§ Supplied data:
========================================

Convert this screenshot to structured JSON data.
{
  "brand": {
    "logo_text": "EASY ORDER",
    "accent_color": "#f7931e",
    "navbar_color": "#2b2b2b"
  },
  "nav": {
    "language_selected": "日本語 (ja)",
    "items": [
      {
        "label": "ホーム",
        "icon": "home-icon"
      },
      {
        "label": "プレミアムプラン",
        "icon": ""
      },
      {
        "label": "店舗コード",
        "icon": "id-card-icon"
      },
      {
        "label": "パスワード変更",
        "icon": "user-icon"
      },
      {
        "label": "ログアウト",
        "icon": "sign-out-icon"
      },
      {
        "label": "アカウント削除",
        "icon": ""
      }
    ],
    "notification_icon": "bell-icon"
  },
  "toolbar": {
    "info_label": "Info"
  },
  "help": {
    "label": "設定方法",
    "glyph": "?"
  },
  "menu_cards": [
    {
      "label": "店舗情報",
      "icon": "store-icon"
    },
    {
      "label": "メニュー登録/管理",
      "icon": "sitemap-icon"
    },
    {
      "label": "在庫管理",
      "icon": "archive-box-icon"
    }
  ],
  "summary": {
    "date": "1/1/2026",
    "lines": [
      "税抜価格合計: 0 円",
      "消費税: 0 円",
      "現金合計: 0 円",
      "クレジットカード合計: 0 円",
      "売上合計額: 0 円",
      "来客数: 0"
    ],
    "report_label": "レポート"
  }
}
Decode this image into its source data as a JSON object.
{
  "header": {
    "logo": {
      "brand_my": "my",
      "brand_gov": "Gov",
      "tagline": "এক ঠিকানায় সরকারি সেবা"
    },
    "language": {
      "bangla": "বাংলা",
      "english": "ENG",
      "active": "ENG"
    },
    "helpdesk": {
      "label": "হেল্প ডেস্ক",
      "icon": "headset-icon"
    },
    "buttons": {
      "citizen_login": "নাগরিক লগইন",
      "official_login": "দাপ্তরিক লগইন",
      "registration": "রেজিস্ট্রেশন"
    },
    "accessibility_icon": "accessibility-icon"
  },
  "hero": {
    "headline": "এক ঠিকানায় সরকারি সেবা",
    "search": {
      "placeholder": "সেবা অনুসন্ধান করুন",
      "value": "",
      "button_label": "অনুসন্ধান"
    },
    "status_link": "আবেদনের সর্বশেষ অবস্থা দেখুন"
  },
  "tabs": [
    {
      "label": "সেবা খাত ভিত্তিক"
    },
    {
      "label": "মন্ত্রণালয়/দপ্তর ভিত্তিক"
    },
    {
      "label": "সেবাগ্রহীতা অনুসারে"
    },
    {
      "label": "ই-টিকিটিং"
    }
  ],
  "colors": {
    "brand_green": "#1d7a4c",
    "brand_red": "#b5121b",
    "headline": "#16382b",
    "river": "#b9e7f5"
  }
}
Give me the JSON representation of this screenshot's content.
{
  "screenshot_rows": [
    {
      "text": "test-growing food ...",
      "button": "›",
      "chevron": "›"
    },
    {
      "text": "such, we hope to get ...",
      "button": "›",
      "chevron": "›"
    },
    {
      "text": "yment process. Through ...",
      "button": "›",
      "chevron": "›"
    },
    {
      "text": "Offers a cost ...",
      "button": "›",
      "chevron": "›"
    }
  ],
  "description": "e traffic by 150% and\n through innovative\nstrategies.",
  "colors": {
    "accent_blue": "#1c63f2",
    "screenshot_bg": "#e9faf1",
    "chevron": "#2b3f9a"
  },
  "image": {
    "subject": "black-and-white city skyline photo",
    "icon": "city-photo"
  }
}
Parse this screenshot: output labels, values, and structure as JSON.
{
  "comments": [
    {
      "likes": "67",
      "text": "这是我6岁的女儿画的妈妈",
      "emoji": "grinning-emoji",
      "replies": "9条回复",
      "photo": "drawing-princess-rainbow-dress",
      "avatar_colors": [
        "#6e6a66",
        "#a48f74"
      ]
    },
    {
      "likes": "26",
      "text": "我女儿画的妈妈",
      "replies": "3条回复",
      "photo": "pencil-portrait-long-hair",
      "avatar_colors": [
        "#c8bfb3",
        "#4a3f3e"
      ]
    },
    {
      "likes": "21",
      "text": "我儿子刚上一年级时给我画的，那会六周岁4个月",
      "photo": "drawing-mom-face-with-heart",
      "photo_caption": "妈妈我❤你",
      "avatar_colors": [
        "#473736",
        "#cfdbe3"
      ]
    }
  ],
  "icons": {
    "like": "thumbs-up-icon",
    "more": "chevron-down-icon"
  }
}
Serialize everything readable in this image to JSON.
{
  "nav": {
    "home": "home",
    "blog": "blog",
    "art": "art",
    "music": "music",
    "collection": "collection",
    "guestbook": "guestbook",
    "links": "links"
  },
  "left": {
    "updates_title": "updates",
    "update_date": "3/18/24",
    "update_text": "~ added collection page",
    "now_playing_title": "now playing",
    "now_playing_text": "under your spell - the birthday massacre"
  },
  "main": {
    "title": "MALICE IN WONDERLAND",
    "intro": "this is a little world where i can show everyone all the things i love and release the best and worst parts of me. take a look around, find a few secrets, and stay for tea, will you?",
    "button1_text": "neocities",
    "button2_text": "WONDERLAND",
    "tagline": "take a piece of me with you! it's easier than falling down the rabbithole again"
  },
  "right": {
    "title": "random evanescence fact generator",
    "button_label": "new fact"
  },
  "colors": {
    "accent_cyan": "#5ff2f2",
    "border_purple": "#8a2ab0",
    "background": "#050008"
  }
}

========================================

§ What needs to be done: Write out all of the records above exactly as they appear.

§ Answer to this task:
Convert this screenshot to structured JSON data.
{
  "brand": {
    "logo_text": "EASY ORDER",
    "accent_color": "#f7931e",
    "navbar_color": "#2b2b2b"
  },
  "nav": {
    "language_selected": "日本語 (ja)",
    "items": [
      {
        "label": "ホーム",
        "icon": "home-icon"
      },
      {
        "label": "プレミアムプラン",
        "icon": ""
      },
      {
        "label": "店舗コード",
        "icon": "id-card-icon"
      },
      {
        "label": "パスワード変更",
        "icon": "user-icon"
      },
      {
        "label": "ログアウト",
        "icon": "sign-out-icon"
      },
      {
        "label": "アカウント削除",
        "icon": ""
      }
    ],
    "notification_icon": "bell-icon"
  },
  "toolbar": {
    "info_label": "Info"
  },
  "help": {
    "label": "設定方法",
    "glyph": "?"
  },
  "menu_cards": [
    {
      "label": "店舗情報",
      "icon": "store-icon"
    },
    {
      "label": "メニュー登録/管理",
      "icon": "sitemap-icon"
    },
    {
      "label": "在庫管理",
      "icon": "archive-box-icon"
    }
  ],
  "summary": {
    "date": "1/1/2026",
    "lines": [
      "税抜価格合計: 0 円",
      "消費税: 0 円",
      "現金合計: 0 円",
      "クレジットカード合計: 0 円",
      "売上合計額: 0 円",
      "来客数: 0"
    ],
    "report_label": "レポート"
  }
}
Decode this image into its source data as a JSON object.
{
  "header": {
    "logo": {
      "brand_my": "my",
      "brand_gov": "Gov",
      "tagline": "এক ঠিকানায় সরকারি সেবা"
    },
    "language": {
      "bangla": "বাংলা",
      "english": "ENG",
      "active": "ENG"
    },
    "helpdesk": {
      "label": "হেল্প ডেস্ক",
      "icon": "headset-icon"
    },
    "buttons": {
      "citizen_login": "নাগরিক লগইন",
      "official_login": "দাপ্তরিক লগইন",
      "registration": "রেজিস্ট্রেশন"
    },
    "accessibility_icon": "accessibility-icon"
  },
  "hero": {
    "headline": "এক ঠিকানায় সরকারি সেবা",
    "search": {
      "placeholder": "সেবা অনুসন্ধান করুন",
      "value": "",
      "button_label": "অনুসন্ধান"
    },
    "status_link": "আবেদনের সর্বশেষ অবস্থা দেখুন"
  },
  "tabs": [
    {
      "label": "সেবা খাত ভিত্তিক"
    },
    {
      "label": "মন্ত্রণালয়/দপ্তর ভিত্তিক"
    },
    {
      "label": "সেবাগ্রহীতা অনুসারে"
    },
    {
      "label": "ই-টিকিটিং"
    }
  ],
  "colors": {
    "brand_green": "#1d7a4c",
    "brand_red": "#b5121b",
    "headline": "#16382b",
    "river": "#b9e7f5"
  }
}
Give me the JSON representation of this screenshot's content.
{
  "screenshot_rows": [
    {
      "text": "test-growing food ...",
      "button": "›",
      "chevron": "›"
    },
    {
      "text": "such, we hope to get ...",
      "button": "›",
      "chevron": "›"
    },
    {
      "text": "yment process. Through ...",
      "button": "›",
      "chevron": "›"
    },
    {
      "text": "Offers a cost ...",
      "button": "›",
      "chevron": "›"
    }
  ],
  "description": "e traffic by 150% and\n through innovative\nstrategies.",
  "colors": {
    "accent_blue": "#1c63f2",
    "screenshot_bg": "#e9faf1",
    "chevron": "#2b3f9a"
  },
  "image": {
    "subject": "black-and-white city skyline photo",
    "icon": "city-photo"
  }
}
Parse this screenshot: output labels, values, and structure as JSON.
{
  "comments": [
    {
      "likes": "67",
      "text": "这是我6岁的女儿画的妈妈",
      "emoji": "grinning-emoji",
      "replies": "9条回复",
      "photo": "drawing-princess-rainbow-dress",
      "avatar_colors": [
        "#6e6a66",
        "#a48f74"
      ]
    },
    {
      "likes": "26",
      "text": "我女儿画的妈妈",
      "replies": "3条回复",
      "photo": "pencil-portrait-long-hair",
      "avatar_colors": [
        "#c8bfb3",
        "#4a3f3e"
      ]
    },
    {
      "likes": "21",
      "text": "我儿子刚上一年级时给我画的，那会六周岁4个月",
      "photo": "drawing-mom-face-with-heart",
      "photo_caption": "妈妈我❤你",
      "avatar_colors": [
        "#473736",
        "#cfdbe3"
      ]
    }
  ],
  "icons": {
    "like": "thumbs-up-icon",
    "more": "chevron-down-icon"
  }
}
Serialize everything readable in this image to JSON.
{
  "nav": {
    "home": "home",
    "blog": "blog",
    "art": "art",
    "music": "music",
    "collection": "collection",
    "guestbook": "guestbook",
    "links": "links"
  },
  "left": {
    "updates_title": "updates",
    "update_date": "3/18/24",
    "update_text": "~ added collection page",
    "now_playing_title": "now playing",
    "now_playing_text": "under your spell - the birthday massacre"
  },
  "main": {
    "title": "MALICE IN WONDERLAND",
    "intro": "this is a little world where i can show everyone all the things i love and release the best and worst parts of me. take a look around, find a few secrets, and stay for tea, will you?",
    "button1_text": "neocities",
    "button2_text": "WONDERLAND",
    "tagline": "take a piece of me with you! it's easier than falling down the rabbithole again"
  },
  "right": {
    "title": "random evanescence fact generator",
    "button_label": "new fact"
  },
  "colors": {
    "accent_cyan": "#5ff2f2",
    "border_purple": "#8a2ab0",
    "background": "#050008"
  }
}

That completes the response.